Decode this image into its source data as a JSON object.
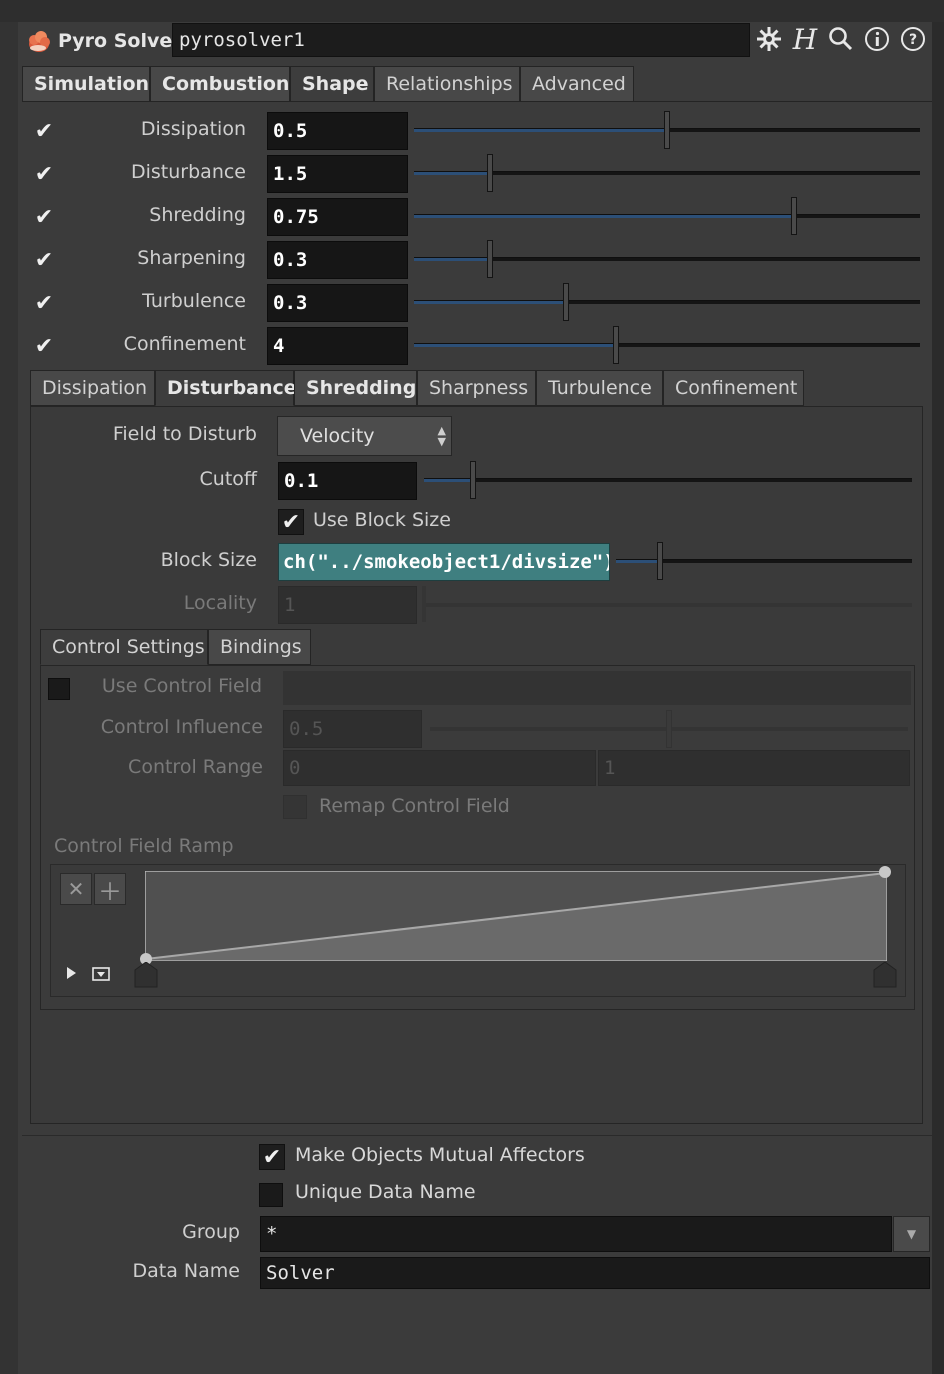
{
  "header": {
    "node_type": "Pyro Solver",
    "node_name": "pyrosolver1",
    "icons": [
      "gear-icon",
      "houdini-h-icon",
      "search-icon",
      "info-icon",
      "help-icon"
    ]
  },
  "main_tabs": [
    {
      "label": "Simulation",
      "bold": true
    },
    {
      "label": "Combustion",
      "bold": true
    },
    {
      "label": "Shape",
      "bold": true,
      "active": true
    },
    {
      "label": "Relationships",
      "bold": false
    },
    {
      "label": "Advanced",
      "bold": false
    }
  ],
  "shape_params": [
    {
      "label": "Dissipation",
      "value": "0.5",
      "enabled": true,
      "slider_fraction": 0.5
    },
    {
      "label": "Disturbance",
      "value": "1.5",
      "enabled": true,
      "slider_fraction": 0.15
    },
    {
      "label": "Shredding",
      "value": "0.75",
      "enabled": true,
      "slider_fraction": 0.75
    },
    {
      "label": "Sharpening",
      "value": "0.3",
      "enabled": true,
      "slider_fraction": 0.15
    },
    {
      "label": "Turbulence",
      "value": "0.3",
      "enabled": true,
      "slider_fraction": 0.3
    },
    {
      "label": "Confinement",
      "value": "4",
      "enabled": true,
      "slider_fraction": 0.4
    }
  ],
  "sub_tabs": [
    {
      "label": "Dissipation",
      "bold": false
    },
    {
      "label": "Disturbance",
      "bold": true,
      "active": true
    },
    {
      "label": "Shredding",
      "bold": true
    },
    {
      "label": "Sharpness",
      "bold": false
    },
    {
      "label": "Turbulence",
      "bold": false
    },
    {
      "label": "Confinement",
      "bold": false
    }
  ],
  "disturbance": {
    "field_to_disturb_label": "Field to Disturb",
    "field_to_disturb_value": "Velocity",
    "cutoff_label": "Cutoff",
    "cutoff_value": "0.1",
    "cutoff_fraction": 0.1,
    "use_block_size_label": "Use Block Size",
    "use_block_size_checked": true,
    "block_size_label": "Block Size",
    "block_size_value": "ch(\"../smokeobject1/divsize\")",
    "block_size_fraction": 0.15,
    "locality_label": "Locality",
    "locality_value": "1"
  },
  "control_tabs": [
    {
      "label": "Control Settings",
      "active": true
    },
    {
      "label": "Bindings",
      "active": false
    }
  ],
  "control": {
    "use_control_field_label": "Use Control Field",
    "control_influence_label": "Control Influence",
    "control_influence_value": "0.5",
    "control_influence_fraction": 0.5,
    "control_range_label": "Control Range",
    "control_range_min": "0",
    "control_range_max": "1",
    "remap_label": "Remap Control Field",
    "ramp_label": "Control Field Ramp",
    "ramp_points": [
      {
        "pos": 0,
        "value": 0
      },
      {
        "pos": 1,
        "value": 1
      }
    ]
  },
  "bottom": {
    "mutual_affectors_label": "Make Objects Mutual Affectors",
    "mutual_affectors_checked": true,
    "unique_data_label": "Unique Data Name",
    "unique_data_checked": false,
    "group_label": "Group",
    "group_value": "*",
    "data_name_label": "Data Name",
    "data_name_value": "Solver"
  },
  "colors": {
    "panel_bg": "#3b3b3b",
    "field_bg": "#161616",
    "slider_fill": "#2c4f77",
    "expression_bg": "#3f7f80"
  }
}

┄┄┄┄┄┄┄┄┄┄

Copy all the lines of data exactly as they appear, dropping any images.

Decode this image into its source data as a JSON object.
{
  "header": {
    "node_type": "Pyro Solver",
    "node_name": "pyrosolver1",
    "icons": [
      "gear-icon",
      "houdini-h-icon",
      "search-icon",
      "info-icon",
      "help-icon"
    ]
  },
  "main_tabs": [
    {
      "label": "Simulation",
      "bold": true
    },
    {
      "label": "Combustion",
      "bold": true
    },
    {
      "label": "Shape",
      "bold": true,
      "active": true
    },
    {
      "label": "Relationships",
      "bold": false
    },
    {
      "label": "Advanced",
      "bold": false
    }
  ],
  "shape_params": [
    {
      "label": "Dissipation",
      "value": "0.5",
      "enabled": true,
      "slider_fraction": 0.5
    },
    {
      "label": "Disturbance",
      "value": "1.5",
      "enabled": true,
      "slider_fraction": 0.15
    },
    {
      "label": "Shredding",
      "value": "0.75",
      "enabled": true,
      "slider_fraction": 0.75
    },
    {
      "label": "Sharpening",
      "value": "0.3",
      "enabled": true,
      "slider_fraction": 0.15
    },
    {
      "label": "Turbulence",
      "value": "0.3",
      "enabled": true,
      "slider_fraction": 0.3
    },
    {
      "label": "Confinement",
      "value": "4",
      "enabled": true,
      "slider_fraction": 0.4
    }
  ],
  "sub_tabs": [
    {
      "label": "Dissipation",
      "bold": false
    },
    {
      "label": "Disturbance",
      "bold": true,
      "active": true
    },
    {
      "label": "Shredding",
      "bold": true
    },
    {
      "label": "Sharpness",
      "bold": false
    },
    {
      "label": "Turbulence",
      "bold": false
    },
    {
      "label": "Confinement",
      "bold": false
    }
  ],
  "disturbance": {
    "field_to_disturb_label": "Field to Disturb",
    "field_to_disturb_value": "Velocity",
    "cutoff_label": "Cutoff",
    "cutoff_value": "0.1",
    "cutoff_fraction": 0.1,
    "use_block_size_label": "Use Block Size",
    "use_block_size_checked": true,
    "block_size_label": "Block Size",
    "block_size_value": "ch(\"../smokeobject1/divsize\")",
    "block_size_fraction": 0.15,
    "locality_label": "Locality",
    "locality_value": "1"
  },
  "control_tabs": [
    {
      "label": "Control Settings",
      "active": true
    },
    {
      "label": "Bindings",
      "active": false
    }
  ],
  "control": {
    "use_control_field_label": "Use Control Field",
    "control_influence_label": "Control Influence",
    "control_influence_value": "0.5",
    "control_influence_fraction": 0.5,
    "control_range_label": "Control Range",
    "control_range_min": "0",
    "control_range_max": "1",
    "remap_label": "Remap Control Field",
    "ramp_label": "Control Field Ramp",
    "ramp_points": [
      {
        "pos": 0,
        "value": 0
      },
      {
        "pos": 1,
        "value": 1
      }
    ]
  },
  "bottom": {
    "mutual_affectors_label": "Make Objects Mutual Affectors",
    "mutual_affectors_checked": true,
    "unique_data_label": "Unique Data Name",
    "unique_data_checked": false,
    "group_label": "Group",
    "group_value": "*",
    "data_name_label": "Data Name",
    "data_name_value": "Solver"
  },
  "colors": {
    "panel_bg": "#3b3b3b",
    "field_bg": "#161616",
    "slider_fill": "#2c4f77",
    "expression_bg": "#3f7f80"
  }
}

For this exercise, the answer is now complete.